Required work: Skip the pictures. Transcribe the rest of the data below without changing a word.

• • • • • • •

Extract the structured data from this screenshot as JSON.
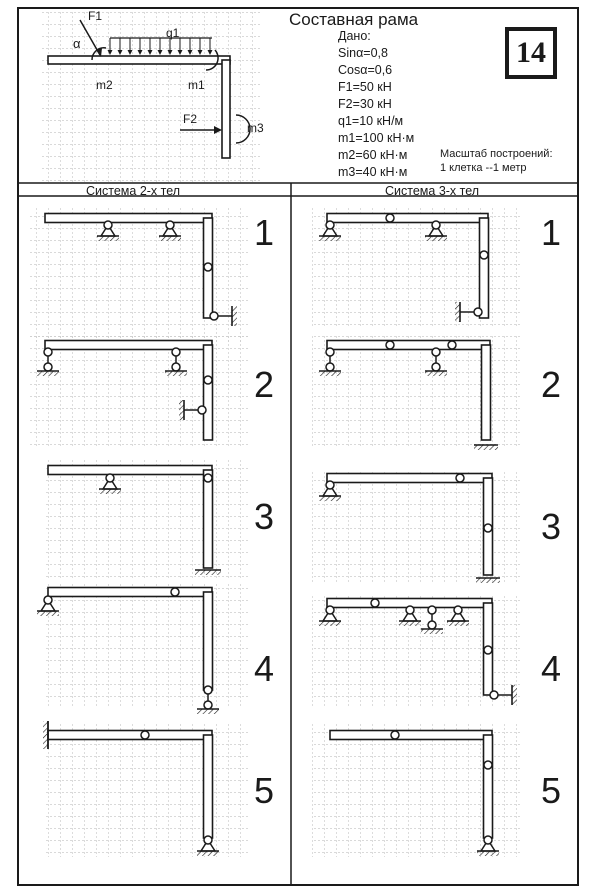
{
  "title": "Составная рама",
  "given": {
    "label": "Дано:",
    "items": [
      "Sinα=0,8",
      "Cosα=0,6",
      "F1=50 кН",
      "F2=30 кН",
      "q1=10 кН/м",
      "m1=100 кН·м",
      "m2=60 кН·м",
      "m3=40 кН·м"
    ]
  },
  "scale": {
    "line1": "Масштаб построений:",
    "line2": "1 клетка --1 метр"
  },
  "variant": "14",
  "load_labels": {
    "f1": "F1",
    "alpha": "α",
    "q1": "q1",
    "m2": "m2",
    "m1": "m1",
    "f2": "F2",
    "m3": "m3"
  },
  "columns": {
    "left": "Система 2-х тел",
    "right": "Система 3-х тел"
  },
  "left_numbers": [
    "1",
    "2",
    "3",
    "4",
    "5"
  ],
  "right_numbers": [
    "1",
    "2",
    "3",
    "4",
    "5"
  ]
}
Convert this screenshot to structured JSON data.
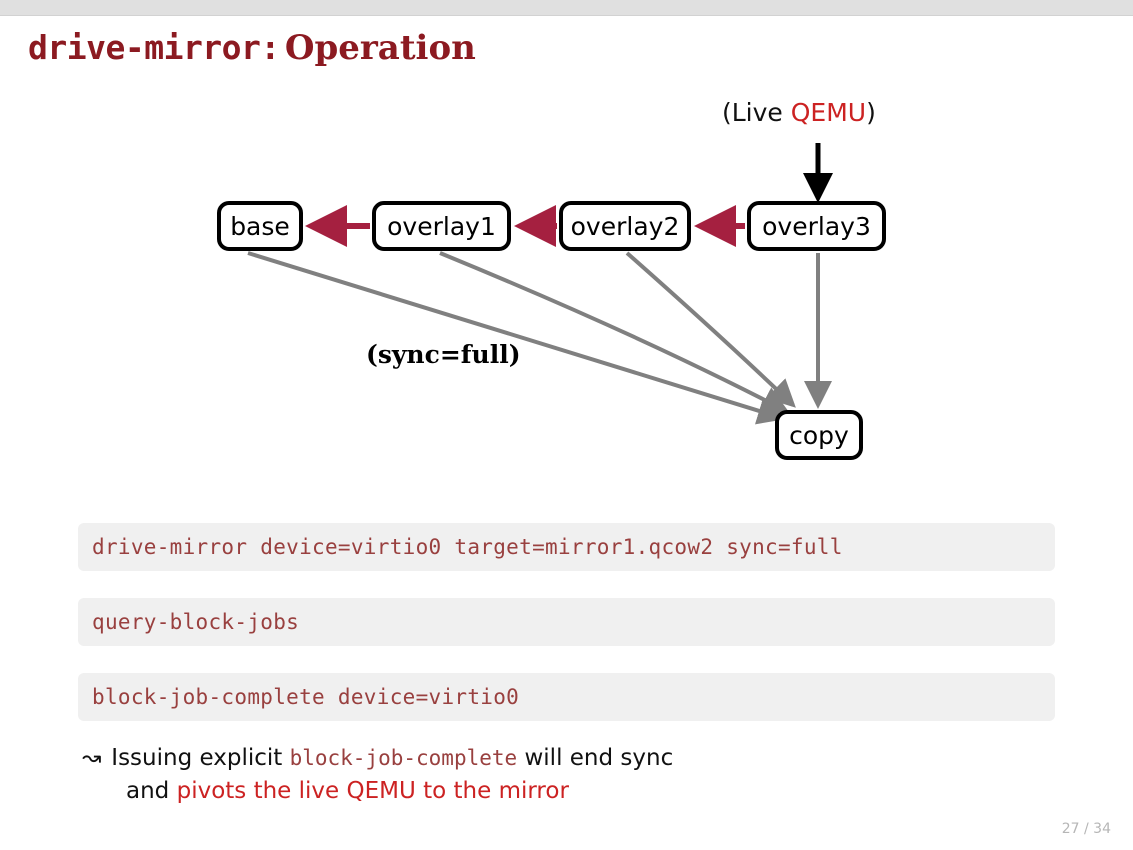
{
  "slide": {
    "title_mono": "drive-mirror:",
    "title_serif": "Operation",
    "page_number": "27 / 34",
    "colors": {
      "title_red": "#8c1a21",
      "code_red": "#99403f",
      "accent_red": "#cc2222",
      "arrow_red": "#a52040",
      "arrow_gray": "#808080",
      "code_bg": "#f0f0f0",
      "header_bar": "#e0e0e0"
    }
  },
  "diagram": {
    "live_label": {
      "prefix": "(Live ",
      "highlight": "QEMU",
      "suffix": ")"
    },
    "sync_label": "(sync=full)",
    "nodes": [
      {
        "id": "base",
        "label": "base"
      },
      {
        "id": "overlay1",
        "label": "overlay1"
      },
      {
        "id": "overlay2",
        "label": "overlay2"
      },
      {
        "id": "overlay3",
        "label": "overlay3"
      },
      {
        "id": "copy",
        "label": "copy"
      }
    ],
    "edges": [
      {
        "from": "overlay1",
        "to": "base",
        "color": "red",
        "style": "straight"
      },
      {
        "from": "overlay2",
        "to": "overlay1",
        "color": "red",
        "style": "straight"
      },
      {
        "from": "overlay3",
        "to": "overlay2",
        "color": "red",
        "style": "straight"
      },
      {
        "from": "live-qemu",
        "to": "overlay3",
        "color": "black",
        "style": "straight"
      },
      {
        "from": "base",
        "to": "copy",
        "color": "gray",
        "style": "curve"
      },
      {
        "from": "overlay1",
        "to": "copy",
        "color": "gray",
        "style": "curve"
      },
      {
        "from": "overlay2",
        "to": "copy",
        "color": "gray",
        "style": "curve"
      },
      {
        "from": "overlay3",
        "to": "copy",
        "color": "gray",
        "style": "straight"
      }
    ]
  },
  "code_blocks": [
    "drive-mirror device=virtio0 target=mirror1.qcow2 sync=full",
    "query-block-jobs",
    "block-job-complete device=virtio0"
  ],
  "bullet": {
    "glyph": "↝",
    "part1": "Issuing explicit ",
    "mono": "block-job-complete",
    "part2": " will end sync",
    "part3": "and ",
    "part4": "pivots the live QEMU to the mirror"
  }
}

• • • • • • •

Answer for the task:
Extract the structured data from this screenshot as JSON.
{
  "title": "Составная рама",
  "given": {
    "label": "Дано:",
    "items": [
      "Sinα=0,8",
      "Cosα=0,6",
      "F1=50 кН",
      "F2=30 кН",
      "q1=10 кН/м",
      "m1=100 кН·м",
      "m2=60 кН·м",
      "m3=40 кН·м"
    ]
  },
  "scale": {
    "line1": "Масштаб построений:",
    "line2": "1 клетка --1 метр"
  },
  "variant": "14",
  "load_labels": {
    "f1": "F1",
    "alpha": "α",
    "q1": "q1",
    "m2": "m2",
    "m1": "m1",
    "f2": "F2",
    "m3": "m3"
  },
  "columns": {
    "left": "Система 2-х тел",
    "right": "Система 3-х тел"
  },
  "left_numbers": [
    "1",
    "2",
    "3",
    "4",
    "5"
  ],
  "right_numbers": [
    "1",
    "2",
    "3",
    "4",
    "5"
  ]
}
Convert this screenshot to structured JSON data.
{
  "slide": {
    "title_mono": "drive-mirror:",
    "title_serif": "Operation",
    "page_number": "27 / 34",
    "colors": {
      "title_red": "#8c1a21",
      "code_red": "#99403f",
      "accent_red": "#cc2222",
      "arrow_red": "#a52040",
      "arrow_gray": "#808080",
      "code_bg": "#f0f0f0",
      "header_bar": "#e0e0e0"
    }
  },
  "diagram": {
    "live_label": {
      "prefix": "(Live ",
      "highlight": "QEMU",
      "suffix": ")"
    },
    "sync_label": "(sync=full)",
    "nodes": [
      {
        "id": "base",
        "label": "base"
      },
      {
        "id": "overlay1",
        "label": "overlay1"
      },
      {
        "id": "overlay2",
        "label": "overlay2"
      },
      {
        "id": "overlay3",
        "label": "overlay3"
      },
      {
        "id": "copy",
        "label": "copy"
      }
    ],
    "edges": [
      {
        "from": "overlay1",
        "to": "base",
        "color": "red",
        "style": "straight"
      },
      {
        "from": "overlay2",
        "to": "overlay1",
        "color": "red",
        "style": "straight"
      },
      {
        "from": "overlay3",
        "to": "overlay2",
        "color": "red",
        "style": "straight"
      },
      {
        "from": "live-qemu",
        "to": "overlay3",
        "color": "black",
        "style": "straight"
      },
      {
        "from": "base",
        "to": "copy",
        "color": "gray",
        "style": "curve"
      },
      {
        "from": "overlay1",
        "to": "copy",
        "color": "gray",
        "style": "curve"
      },
      {
        "from": "overlay2",
        "to": "copy",
        "color": "gray",
        "style": "curve"
      },
      {
        "from": "overlay3",
        "to": "copy",
        "color": "gray",
        "style": "straight"
      }
    ]
  },
  "code_blocks": [
    "drive-mirror device=virtio0 target=mirror1.qcow2 sync=full",
    "query-block-jobs",
    "block-job-complete device=virtio0"
  ],
  "bullet": {
    "glyph": "↝",
    "part1": "Issuing explicit ",
    "mono": "block-job-complete",
    "part2": " will end sync",
    "part3": "and ",
    "part4": "pivots the live QEMU to the mirror"
  }
}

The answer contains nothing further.